* TASK GOAL:
Take the data below and repeat it exactly.

╭─ RECORDS PROVIDED

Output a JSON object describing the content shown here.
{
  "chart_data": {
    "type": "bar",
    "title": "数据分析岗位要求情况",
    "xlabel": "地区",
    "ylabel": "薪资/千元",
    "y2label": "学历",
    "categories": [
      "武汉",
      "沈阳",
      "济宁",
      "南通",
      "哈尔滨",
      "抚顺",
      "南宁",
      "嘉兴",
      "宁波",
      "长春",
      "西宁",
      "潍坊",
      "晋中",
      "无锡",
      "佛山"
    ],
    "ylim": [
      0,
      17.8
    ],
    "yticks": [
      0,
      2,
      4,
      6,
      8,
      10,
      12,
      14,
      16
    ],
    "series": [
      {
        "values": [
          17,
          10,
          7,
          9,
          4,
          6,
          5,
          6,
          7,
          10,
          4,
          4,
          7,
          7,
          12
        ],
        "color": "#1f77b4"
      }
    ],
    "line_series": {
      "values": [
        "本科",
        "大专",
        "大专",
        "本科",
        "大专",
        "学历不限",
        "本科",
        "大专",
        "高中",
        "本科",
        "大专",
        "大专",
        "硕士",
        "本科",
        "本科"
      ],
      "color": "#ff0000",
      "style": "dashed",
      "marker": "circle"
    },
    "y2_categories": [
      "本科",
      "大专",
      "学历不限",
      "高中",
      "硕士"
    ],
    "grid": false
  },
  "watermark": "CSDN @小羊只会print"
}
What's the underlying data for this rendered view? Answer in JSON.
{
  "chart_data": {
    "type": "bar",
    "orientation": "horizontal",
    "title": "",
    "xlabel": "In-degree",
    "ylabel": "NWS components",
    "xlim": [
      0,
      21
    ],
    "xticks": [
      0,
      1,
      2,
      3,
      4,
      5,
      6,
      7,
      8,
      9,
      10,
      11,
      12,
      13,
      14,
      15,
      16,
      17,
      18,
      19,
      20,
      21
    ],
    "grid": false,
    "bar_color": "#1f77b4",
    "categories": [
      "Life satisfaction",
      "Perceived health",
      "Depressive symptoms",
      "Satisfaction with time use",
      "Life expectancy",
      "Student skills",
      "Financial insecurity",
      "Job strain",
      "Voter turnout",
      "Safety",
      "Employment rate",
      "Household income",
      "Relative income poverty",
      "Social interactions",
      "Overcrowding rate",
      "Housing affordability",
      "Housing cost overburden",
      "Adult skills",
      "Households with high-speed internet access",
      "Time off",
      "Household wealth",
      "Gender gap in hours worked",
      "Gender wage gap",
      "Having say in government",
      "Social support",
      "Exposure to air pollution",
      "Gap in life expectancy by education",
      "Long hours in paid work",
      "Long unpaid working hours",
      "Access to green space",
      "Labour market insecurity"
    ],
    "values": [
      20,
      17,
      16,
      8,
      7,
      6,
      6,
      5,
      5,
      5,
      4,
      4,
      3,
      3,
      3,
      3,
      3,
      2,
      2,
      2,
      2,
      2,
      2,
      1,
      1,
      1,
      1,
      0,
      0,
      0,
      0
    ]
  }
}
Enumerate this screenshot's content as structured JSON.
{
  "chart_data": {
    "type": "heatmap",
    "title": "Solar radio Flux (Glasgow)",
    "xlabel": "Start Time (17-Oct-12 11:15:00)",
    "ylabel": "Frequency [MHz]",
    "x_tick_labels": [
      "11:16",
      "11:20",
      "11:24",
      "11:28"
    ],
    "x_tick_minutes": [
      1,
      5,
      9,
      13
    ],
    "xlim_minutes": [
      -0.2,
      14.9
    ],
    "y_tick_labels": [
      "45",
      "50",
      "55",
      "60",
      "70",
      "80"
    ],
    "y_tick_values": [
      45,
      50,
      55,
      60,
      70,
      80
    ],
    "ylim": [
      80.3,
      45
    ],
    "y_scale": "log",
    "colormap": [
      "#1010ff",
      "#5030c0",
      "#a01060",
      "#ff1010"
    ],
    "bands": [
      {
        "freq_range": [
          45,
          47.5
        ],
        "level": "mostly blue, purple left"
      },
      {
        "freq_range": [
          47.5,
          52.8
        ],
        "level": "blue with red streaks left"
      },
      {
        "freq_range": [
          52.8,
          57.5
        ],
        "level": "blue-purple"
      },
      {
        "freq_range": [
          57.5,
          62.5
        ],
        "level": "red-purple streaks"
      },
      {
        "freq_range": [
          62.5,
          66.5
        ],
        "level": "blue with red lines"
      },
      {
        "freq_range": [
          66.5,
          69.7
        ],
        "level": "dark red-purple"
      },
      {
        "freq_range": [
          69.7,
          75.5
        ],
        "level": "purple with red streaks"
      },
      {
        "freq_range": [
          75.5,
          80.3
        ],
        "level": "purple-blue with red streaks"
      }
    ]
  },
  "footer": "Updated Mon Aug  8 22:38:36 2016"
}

╰─

* EXPECTED ANSWER:
Output a JSON object describing the content shown here.
{
  "chart_data": {
    "type": "bar",
    "title": "数据分析岗位要求情况",
    "xlabel": "地区",
    "ylabel": "薪资/千元",
    "y2label": "学历",
    "categories": [
      "武汉",
      "沈阳",
      "济宁",
      "南通",
      "哈尔滨",
      "抚顺",
      "南宁",
      "嘉兴",
      "宁波",
      "长春",
      "西宁",
      "潍坊",
      "晋中",
      "无锡",
      "佛山"
    ],
    "ylim": [
      0,
      17.8
    ],
    "yticks": [
      0,
      2,
      4,
      6,
      8,
      10,
      12,
      14,
      16
    ],
    "series": [
      {
        "values": [
          17,
          10,
          7,
          9,
          4,
          6,
          5,
          6,
          7,
          10,
          4,
          4,
          7,
          7,
          12
        ],
        "color": "#1f77b4"
      }
    ],
    "line_series": {
      "values": [
        "本科",
        "大专",
        "大专",
        "本科",
        "大专",
        "学历不限",
        "本科",
        "大专",
        "高中",
        "本科",
        "大专",
        "大专",
        "硕士",
        "本科",
        "本科"
      ],
      "color": "#ff0000",
      "style": "dashed",
      "marker": "circle"
    },
    "y2_categories": [
      "本科",
      "大专",
      "学历不限",
      "高中",
      "硕士"
    ],
    "grid": false
  },
  "watermark": "CSDN @小羊只会print"
}
What's the underlying data for this rendered view? Answer in JSON.
{
  "chart_data": {
    "type": "bar",
    "orientation": "horizontal",
    "title": "",
    "xlabel": "In-degree",
    "ylabel": "NWS components",
    "xlim": [
      0,
      21
    ],
    "xticks": [
      0,
      1,
      2,
      3,
      4,
      5,
      6,
      7,
      8,
      9,
      10,
      11,
      12,
      13,
      14,
      15,
      16,
      17,
      18,
      19,
      20,
      21
    ],
    "grid": false,
    "bar_color": "#1f77b4",
    "categories": [
      "Life satisfaction",
      "Perceived health",
      "Depressive symptoms",
      "Satisfaction with time use",
      "Life expectancy",
      "Student skills",
      "Financial insecurity",
      "Job strain",
      "Voter turnout",
      "Safety",
      "Employment rate",
      "Household income",
      "Relative income poverty",
      "Social interactions",
      "Overcrowding rate",
      "Housing affordability",
      "Housing cost overburden",
      "Adult skills",
      "Households with high-speed internet access",
      "Time off",
      "Household wealth",
      "Gender gap in hours worked",
      "Gender wage gap",
      "Having say in government",
      "Social support",
      "Exposure to air pollution",
      "Gap in life expectancy by education",
      "Long hours in paid work",
      "Long unpaid working hours",
      "Access to green space",
      "Labour market insecurity"
    ],
    "values": [
      20,
      17,
      16,
      8,
      7,
      6,
      6,
      5,
      5,
      5,
      4,
      4,
      3,
      3,
      3,
      3,
      3,
      2,
      2,
      2,
      2,
      2,
      2,
      1,
      1,
      1,
      1,
      0,
      0,
      0,
      0
    ]
  }
}
Enumerate this screenshot's content as structured JSON.
{
  "chart_data": {
    "type": "heatmap",
    "title": "Solar radio Flux (Glasgow)",
    "xlabel": "Start Time (17-Oct-12 11:15:00)",
    "ylabel": "Frequency [MHz]",
    "x_tick_labels": [
      "11:16",
      "11:20",
      "11:24",
      "11:28"
    ],
    "x_tick_minutes": [
      1,
      5,
      9,
      13
    ],
    "xlim_minutes": [
      -0.2,
      14.9
    ],
    "y_tick_labels": [
      "45",
      "50",
      "55",
      "60",
      "70",
      "80"
    ],
    "y_tick_values": [
      45,
      50,
      55,
      60,
      70,
      80
    ],
    "ylim": [
      80.3,
      45
    ],
    "y_scale": "log",
    "colormap": [
      "#1010ff",
      "#5030c0",
      "#a01060",
      "#ff1010"
    ],
    "bands": [
      {
        "freq_range": [
          45,
          47.5
        ],
        "level": "mostly blue, purple left"
      },
      {
        "freq_range": [
          47.5,
          52.8
        ],
        "level": "blue with red streaks left"
      },
      {
        "freq_range": [
          52.8,
          57.5
        ],
        "level": "blue-purple"
      },
      {
        "freq_range": [
          57.5,
          62.5
        ],
        "level": "red-purple streaks"
      },
      {
        "freq_range": [
          62.5,
          66.5
        ],
        "level": "blue with red lines"
      },
      {
        "freq_range": [
          66.5,
          69.7
        ],
        "level": "dark red-purple"
      },
      {
        "freq_range": [
          69.7,
          75.5
        ],
        "level": "purple with red streaks"
      },
      {
        "freq_range": [
          75.5,
          80.3
        ],
        "level": "purple-blue with red streaks"
      }
    ]
  },
  "footer": "Updated Mon Aug  8 22:38:36 2016"
}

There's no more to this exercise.